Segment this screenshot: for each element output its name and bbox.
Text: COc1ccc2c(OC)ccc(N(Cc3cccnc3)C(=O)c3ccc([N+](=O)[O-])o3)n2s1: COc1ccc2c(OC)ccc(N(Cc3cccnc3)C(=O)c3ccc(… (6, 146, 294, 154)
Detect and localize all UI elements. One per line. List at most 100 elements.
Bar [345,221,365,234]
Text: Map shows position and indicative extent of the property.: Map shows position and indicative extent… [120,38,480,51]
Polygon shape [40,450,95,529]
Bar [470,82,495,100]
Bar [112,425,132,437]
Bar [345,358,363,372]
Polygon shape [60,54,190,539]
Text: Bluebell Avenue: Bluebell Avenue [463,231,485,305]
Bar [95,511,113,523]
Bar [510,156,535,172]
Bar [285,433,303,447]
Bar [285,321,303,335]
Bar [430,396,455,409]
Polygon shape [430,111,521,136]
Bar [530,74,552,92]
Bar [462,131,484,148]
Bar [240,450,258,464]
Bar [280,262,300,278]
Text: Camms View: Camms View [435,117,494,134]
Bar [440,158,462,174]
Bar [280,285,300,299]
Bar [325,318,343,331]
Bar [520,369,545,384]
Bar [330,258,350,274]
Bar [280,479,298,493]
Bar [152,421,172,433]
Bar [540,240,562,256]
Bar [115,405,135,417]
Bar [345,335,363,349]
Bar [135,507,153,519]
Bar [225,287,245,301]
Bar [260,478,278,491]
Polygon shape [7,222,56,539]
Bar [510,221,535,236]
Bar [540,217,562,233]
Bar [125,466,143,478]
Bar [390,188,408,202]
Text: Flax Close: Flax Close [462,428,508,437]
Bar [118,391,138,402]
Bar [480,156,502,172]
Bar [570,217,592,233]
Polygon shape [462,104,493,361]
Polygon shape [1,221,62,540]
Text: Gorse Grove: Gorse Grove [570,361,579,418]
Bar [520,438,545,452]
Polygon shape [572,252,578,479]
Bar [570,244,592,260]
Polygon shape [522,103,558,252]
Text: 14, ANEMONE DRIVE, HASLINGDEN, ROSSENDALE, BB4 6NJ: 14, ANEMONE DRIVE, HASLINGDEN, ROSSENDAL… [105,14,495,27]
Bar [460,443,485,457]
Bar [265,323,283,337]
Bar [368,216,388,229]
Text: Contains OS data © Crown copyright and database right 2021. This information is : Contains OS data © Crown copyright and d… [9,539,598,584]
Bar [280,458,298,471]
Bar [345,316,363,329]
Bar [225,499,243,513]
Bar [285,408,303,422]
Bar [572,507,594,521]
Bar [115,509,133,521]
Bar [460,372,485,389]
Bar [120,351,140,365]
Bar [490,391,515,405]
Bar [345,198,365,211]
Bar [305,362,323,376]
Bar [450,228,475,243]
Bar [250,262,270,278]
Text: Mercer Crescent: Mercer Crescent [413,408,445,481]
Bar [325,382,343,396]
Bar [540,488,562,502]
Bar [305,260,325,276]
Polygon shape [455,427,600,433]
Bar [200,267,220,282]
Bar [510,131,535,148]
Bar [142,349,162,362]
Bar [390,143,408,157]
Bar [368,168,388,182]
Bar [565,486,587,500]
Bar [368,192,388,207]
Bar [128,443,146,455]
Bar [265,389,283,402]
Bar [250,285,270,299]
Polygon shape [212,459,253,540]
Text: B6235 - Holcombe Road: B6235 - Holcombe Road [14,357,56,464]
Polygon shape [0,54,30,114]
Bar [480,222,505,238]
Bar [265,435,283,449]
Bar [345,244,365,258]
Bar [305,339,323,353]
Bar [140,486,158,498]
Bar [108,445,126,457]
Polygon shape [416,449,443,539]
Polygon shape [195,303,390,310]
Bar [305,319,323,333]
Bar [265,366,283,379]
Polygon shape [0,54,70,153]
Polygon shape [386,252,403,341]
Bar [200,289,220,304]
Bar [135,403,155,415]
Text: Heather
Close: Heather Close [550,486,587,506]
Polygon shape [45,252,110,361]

====

• TASK
Quote the rows above word for word, everything from the first row down to the row containing "Bar [345,221,365,234]", both included.

• SOLUTION FOR THIS PROBLEM
Segment this screenshot: for each element output its name and bbox.
Text: COc1ccc2c(OC)ccc(N(Cc3cccnc3)C(=O)c3ccc([N+](=O)[O-])o3)n2s1: COc1ccc2c(OC)ccc(N(Cc3cccnc3)C(=O)c3ccc(… (6, 146, 294, 154)
Detect and localize all UI elements. One per line. List at most 100 elements.
Bar [345,221,365,234]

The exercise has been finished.